### OBJECTIVE
Locate each line with the string "甲为地中海气候" in the listing below and copy it.

### DATA ENTRIES
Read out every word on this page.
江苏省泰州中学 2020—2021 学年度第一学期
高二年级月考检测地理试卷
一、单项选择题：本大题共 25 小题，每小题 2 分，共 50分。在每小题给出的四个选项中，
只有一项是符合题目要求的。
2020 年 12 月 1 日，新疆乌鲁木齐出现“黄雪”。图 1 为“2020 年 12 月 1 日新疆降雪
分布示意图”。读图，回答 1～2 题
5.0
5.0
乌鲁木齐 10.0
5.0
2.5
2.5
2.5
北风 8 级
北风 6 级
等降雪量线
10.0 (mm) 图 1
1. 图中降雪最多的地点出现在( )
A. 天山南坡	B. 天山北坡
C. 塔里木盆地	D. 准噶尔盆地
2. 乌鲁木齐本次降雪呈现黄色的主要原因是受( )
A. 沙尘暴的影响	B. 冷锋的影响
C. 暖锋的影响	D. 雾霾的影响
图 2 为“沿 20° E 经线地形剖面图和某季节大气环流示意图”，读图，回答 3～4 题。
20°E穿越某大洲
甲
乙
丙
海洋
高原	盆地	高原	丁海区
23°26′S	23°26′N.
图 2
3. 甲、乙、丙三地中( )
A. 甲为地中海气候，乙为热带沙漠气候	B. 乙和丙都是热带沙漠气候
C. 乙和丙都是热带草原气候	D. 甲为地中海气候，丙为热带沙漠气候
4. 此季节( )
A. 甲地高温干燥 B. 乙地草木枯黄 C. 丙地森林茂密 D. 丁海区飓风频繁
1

### SOLVED PROBLEM
A. 甲为地中海气候，乙为热带沙漠气候	B. 乙和丙都是热带沙漠气候
C. 乙和丙都是热带草原气候	D. 甲为地中海气候，丙为热带沙漠气候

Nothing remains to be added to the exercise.